[THE DATA]:
§

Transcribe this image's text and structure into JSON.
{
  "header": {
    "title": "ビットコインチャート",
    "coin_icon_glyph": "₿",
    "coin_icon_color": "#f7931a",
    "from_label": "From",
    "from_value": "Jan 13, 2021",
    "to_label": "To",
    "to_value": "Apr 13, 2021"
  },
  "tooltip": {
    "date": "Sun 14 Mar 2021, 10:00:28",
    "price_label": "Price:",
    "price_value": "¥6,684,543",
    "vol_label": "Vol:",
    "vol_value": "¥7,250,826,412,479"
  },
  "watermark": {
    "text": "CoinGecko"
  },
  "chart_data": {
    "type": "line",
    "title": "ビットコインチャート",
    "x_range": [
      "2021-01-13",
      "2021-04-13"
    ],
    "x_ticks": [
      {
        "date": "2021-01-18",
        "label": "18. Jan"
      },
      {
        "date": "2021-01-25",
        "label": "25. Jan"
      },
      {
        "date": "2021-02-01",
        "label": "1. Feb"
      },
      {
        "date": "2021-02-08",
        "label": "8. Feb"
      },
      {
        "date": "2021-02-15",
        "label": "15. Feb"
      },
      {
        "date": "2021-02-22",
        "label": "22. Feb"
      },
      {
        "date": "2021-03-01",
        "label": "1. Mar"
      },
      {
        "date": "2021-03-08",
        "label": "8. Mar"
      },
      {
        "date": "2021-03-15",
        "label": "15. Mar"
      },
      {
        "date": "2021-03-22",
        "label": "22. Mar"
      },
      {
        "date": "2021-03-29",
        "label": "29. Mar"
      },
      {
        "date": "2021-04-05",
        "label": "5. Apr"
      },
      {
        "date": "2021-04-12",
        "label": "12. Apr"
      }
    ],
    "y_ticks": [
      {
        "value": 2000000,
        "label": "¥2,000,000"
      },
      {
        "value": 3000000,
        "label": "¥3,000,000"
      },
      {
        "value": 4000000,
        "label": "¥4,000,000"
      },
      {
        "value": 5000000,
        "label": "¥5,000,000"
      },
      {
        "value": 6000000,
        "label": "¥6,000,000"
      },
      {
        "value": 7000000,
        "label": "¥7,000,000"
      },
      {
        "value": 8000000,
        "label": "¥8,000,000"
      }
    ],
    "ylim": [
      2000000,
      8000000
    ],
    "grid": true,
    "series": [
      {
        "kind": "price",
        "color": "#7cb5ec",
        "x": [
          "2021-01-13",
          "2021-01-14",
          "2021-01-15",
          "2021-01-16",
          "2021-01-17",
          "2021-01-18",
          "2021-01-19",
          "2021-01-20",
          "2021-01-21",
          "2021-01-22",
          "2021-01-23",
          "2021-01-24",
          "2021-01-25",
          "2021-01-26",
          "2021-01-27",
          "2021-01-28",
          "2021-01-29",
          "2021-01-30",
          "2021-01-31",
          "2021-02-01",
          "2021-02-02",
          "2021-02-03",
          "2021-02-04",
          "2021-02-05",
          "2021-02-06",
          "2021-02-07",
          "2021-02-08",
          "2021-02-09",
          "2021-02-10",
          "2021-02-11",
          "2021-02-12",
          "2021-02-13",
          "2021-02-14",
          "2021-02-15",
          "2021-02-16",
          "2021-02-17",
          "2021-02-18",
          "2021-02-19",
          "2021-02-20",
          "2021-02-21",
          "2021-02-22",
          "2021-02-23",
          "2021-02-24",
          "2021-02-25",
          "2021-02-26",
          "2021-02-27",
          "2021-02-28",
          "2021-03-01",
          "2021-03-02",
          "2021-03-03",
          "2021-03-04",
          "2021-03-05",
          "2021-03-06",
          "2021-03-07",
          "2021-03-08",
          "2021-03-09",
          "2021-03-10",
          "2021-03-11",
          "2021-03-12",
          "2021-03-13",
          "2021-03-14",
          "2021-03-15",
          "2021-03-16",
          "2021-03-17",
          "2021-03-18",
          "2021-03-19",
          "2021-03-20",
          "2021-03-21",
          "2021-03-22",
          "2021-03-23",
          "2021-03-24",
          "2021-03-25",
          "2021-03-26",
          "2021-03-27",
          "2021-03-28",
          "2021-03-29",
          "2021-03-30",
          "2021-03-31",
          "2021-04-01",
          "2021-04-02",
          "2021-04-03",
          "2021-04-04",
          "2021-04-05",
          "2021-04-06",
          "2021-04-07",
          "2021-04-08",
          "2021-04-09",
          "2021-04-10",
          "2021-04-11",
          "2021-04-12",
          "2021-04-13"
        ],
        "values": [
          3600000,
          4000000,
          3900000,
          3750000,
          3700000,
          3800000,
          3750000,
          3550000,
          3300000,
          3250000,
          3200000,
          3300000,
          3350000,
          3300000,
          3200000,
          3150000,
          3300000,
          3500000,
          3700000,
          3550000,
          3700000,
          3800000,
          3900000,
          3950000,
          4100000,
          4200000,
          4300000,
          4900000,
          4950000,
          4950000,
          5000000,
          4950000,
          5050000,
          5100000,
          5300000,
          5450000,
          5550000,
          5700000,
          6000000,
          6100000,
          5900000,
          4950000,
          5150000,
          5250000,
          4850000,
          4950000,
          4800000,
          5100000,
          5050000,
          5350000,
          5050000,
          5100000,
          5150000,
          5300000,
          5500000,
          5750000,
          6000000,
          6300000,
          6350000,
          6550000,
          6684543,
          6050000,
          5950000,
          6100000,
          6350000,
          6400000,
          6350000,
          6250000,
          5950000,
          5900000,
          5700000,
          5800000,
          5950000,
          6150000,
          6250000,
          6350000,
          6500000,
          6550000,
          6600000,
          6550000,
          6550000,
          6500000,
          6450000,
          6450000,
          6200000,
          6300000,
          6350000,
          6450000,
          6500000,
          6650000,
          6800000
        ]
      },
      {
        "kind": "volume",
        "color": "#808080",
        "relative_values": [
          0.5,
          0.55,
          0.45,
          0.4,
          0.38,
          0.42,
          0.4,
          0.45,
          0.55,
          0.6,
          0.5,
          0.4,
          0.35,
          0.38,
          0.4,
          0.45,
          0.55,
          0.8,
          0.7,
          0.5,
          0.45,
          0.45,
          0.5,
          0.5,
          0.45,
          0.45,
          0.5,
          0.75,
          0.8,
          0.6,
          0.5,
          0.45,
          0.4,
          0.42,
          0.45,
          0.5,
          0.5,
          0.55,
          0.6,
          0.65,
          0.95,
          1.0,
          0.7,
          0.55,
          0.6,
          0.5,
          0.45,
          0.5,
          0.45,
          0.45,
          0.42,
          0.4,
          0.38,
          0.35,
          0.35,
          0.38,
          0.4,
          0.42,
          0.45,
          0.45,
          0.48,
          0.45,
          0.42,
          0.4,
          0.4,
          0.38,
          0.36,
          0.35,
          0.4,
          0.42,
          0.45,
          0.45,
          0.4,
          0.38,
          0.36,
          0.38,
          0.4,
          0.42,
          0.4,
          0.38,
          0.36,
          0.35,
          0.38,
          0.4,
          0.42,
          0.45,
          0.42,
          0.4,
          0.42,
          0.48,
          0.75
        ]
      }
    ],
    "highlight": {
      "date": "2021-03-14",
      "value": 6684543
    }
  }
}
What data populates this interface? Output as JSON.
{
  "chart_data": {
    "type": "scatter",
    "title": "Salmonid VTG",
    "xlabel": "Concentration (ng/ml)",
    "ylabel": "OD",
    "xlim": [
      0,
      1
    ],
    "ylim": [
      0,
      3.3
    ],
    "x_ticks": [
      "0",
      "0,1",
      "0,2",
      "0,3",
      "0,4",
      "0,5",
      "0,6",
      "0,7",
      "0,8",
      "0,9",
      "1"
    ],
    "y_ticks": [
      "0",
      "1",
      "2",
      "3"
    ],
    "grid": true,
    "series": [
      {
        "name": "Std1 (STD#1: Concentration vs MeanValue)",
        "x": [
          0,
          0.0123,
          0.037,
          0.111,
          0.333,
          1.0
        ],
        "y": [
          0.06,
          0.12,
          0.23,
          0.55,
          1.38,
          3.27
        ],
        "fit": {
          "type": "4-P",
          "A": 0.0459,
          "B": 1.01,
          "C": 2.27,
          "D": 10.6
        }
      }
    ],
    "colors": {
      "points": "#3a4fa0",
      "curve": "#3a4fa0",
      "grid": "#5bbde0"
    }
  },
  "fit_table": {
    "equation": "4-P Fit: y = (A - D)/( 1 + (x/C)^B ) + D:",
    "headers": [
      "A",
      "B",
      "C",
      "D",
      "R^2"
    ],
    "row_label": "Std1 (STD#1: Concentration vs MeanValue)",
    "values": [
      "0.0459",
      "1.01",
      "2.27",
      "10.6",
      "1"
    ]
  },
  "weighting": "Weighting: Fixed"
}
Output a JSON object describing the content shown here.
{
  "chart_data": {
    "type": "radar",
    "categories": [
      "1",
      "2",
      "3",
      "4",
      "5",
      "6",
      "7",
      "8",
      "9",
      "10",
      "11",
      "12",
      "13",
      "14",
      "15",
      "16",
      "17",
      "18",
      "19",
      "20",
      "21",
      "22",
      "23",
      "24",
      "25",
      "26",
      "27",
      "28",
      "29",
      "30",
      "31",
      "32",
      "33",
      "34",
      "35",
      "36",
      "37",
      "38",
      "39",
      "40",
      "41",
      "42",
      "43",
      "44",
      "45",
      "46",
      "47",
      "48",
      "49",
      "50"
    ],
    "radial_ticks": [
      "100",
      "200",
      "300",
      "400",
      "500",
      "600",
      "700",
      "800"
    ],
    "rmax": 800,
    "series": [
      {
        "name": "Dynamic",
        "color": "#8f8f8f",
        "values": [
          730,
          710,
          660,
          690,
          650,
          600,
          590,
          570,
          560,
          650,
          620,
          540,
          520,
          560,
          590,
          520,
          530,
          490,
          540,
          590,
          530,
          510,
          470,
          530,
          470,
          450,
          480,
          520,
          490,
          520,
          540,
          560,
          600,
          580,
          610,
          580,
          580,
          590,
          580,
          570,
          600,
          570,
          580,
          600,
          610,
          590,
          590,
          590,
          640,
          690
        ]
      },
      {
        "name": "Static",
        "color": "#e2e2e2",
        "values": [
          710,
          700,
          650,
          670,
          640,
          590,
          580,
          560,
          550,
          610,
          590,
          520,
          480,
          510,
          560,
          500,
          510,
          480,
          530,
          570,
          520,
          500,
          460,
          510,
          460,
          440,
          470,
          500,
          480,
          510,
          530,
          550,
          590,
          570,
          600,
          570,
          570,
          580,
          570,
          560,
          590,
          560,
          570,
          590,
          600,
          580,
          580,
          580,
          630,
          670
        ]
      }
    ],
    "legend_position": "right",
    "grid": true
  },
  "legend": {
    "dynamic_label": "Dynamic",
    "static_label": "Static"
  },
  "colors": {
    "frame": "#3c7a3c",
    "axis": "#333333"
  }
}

§

[STATED TASK]: Pick out all lines from the data above in which the word "this" appears.

[TASK RESULT]:
Transcribe this image's text and structure into JSON.
What data populates this interface? Output as JSON.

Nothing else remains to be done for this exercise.